▶ What you will do
Copy each line of the data below with the word "sparkles".

▶ Supplied information
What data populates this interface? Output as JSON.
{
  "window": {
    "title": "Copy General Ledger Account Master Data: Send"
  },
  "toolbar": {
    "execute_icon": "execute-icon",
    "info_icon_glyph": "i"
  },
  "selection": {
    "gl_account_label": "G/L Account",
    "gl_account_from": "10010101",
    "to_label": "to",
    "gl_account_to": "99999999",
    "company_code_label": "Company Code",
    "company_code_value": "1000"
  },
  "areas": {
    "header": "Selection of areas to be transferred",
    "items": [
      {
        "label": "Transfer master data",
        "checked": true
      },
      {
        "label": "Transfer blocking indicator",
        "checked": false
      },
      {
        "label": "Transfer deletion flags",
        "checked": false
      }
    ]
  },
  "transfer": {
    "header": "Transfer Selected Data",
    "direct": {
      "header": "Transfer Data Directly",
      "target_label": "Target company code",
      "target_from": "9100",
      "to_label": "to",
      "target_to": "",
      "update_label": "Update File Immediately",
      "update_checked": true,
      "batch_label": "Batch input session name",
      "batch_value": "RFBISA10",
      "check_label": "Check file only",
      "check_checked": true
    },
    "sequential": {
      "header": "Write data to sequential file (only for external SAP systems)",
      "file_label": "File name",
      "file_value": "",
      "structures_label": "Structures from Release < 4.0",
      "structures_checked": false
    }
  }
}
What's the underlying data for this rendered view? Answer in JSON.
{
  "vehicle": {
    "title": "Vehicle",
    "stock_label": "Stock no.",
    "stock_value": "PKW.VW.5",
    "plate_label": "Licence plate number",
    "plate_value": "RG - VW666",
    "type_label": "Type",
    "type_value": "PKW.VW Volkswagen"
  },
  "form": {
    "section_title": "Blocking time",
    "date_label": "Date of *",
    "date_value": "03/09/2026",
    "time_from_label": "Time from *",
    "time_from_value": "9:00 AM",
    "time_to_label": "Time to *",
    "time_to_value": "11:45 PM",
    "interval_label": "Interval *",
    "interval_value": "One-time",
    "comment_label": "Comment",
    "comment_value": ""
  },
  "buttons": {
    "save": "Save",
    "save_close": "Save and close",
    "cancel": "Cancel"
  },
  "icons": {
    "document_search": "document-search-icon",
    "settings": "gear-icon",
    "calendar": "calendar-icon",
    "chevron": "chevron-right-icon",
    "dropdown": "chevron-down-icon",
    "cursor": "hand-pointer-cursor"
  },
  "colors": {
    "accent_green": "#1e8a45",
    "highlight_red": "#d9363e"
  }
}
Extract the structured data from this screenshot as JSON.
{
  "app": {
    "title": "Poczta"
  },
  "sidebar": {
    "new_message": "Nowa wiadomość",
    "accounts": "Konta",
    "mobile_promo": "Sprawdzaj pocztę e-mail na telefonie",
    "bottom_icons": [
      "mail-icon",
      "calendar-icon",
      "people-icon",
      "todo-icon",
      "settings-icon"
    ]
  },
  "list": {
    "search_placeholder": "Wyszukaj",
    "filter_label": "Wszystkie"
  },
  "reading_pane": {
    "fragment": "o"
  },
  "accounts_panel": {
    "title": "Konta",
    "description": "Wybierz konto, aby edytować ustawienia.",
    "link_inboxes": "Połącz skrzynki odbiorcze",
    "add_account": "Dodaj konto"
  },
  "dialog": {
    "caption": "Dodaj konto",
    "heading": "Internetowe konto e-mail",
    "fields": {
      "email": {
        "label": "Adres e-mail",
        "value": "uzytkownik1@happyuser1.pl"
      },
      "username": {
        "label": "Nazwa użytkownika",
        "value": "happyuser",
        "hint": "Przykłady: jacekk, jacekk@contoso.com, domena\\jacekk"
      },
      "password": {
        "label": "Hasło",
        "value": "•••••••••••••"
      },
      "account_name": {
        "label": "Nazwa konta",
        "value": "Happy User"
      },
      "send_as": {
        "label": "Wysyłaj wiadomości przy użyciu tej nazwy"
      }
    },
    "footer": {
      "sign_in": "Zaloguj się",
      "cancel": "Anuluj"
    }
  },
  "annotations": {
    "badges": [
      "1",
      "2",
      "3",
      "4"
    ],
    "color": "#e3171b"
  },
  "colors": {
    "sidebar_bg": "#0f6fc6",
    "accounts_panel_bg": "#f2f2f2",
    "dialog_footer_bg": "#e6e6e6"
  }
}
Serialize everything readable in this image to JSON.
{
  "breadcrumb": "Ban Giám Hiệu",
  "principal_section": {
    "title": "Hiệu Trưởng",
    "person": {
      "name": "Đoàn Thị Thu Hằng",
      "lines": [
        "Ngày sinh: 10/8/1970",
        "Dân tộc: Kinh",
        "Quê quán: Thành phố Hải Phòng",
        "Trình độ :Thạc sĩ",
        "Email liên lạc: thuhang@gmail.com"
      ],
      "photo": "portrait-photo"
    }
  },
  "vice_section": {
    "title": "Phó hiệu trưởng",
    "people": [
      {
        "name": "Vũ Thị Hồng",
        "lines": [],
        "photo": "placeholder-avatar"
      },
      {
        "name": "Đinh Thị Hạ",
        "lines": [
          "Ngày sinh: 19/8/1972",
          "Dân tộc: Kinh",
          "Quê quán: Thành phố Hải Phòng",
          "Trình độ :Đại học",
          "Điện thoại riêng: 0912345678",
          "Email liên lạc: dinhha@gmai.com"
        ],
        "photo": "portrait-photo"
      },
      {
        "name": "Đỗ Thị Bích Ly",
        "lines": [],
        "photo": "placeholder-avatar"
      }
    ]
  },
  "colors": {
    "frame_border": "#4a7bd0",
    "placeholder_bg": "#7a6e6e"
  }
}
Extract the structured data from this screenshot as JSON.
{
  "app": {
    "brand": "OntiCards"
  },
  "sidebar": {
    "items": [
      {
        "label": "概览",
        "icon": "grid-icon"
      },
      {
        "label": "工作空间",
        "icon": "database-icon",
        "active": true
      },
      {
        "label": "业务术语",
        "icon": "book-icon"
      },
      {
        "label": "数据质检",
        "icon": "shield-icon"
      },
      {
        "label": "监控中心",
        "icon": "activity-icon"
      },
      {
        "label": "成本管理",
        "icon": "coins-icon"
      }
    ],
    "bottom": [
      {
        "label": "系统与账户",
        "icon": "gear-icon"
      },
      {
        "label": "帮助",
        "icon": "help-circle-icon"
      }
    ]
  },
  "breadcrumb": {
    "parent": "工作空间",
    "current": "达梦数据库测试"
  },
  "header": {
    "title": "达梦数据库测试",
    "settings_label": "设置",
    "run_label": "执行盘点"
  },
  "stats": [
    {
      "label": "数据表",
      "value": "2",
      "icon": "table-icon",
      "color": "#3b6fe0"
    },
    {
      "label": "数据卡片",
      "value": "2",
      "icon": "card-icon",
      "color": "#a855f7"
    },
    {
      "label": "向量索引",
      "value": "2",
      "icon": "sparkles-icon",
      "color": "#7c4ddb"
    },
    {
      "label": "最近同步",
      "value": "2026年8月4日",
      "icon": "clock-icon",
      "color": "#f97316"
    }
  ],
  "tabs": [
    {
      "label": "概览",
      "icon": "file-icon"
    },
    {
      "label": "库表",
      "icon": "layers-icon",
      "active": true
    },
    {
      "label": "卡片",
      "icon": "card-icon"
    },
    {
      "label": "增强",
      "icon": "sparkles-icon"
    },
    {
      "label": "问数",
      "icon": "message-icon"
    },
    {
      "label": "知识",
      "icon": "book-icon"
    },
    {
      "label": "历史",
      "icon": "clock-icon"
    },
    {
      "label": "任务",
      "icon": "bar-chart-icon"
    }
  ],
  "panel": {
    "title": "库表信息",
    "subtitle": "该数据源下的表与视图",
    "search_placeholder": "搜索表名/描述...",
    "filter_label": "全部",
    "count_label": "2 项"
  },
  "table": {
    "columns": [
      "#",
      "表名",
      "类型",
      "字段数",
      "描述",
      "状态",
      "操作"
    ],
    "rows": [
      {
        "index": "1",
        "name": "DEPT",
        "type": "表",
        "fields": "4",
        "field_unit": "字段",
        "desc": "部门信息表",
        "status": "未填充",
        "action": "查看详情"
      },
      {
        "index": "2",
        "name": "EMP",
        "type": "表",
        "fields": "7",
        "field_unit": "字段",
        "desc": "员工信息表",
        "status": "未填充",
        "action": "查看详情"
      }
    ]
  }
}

▶ Final result
      "icon": "sparkles-icon",
      "icon": "sparkles-icon"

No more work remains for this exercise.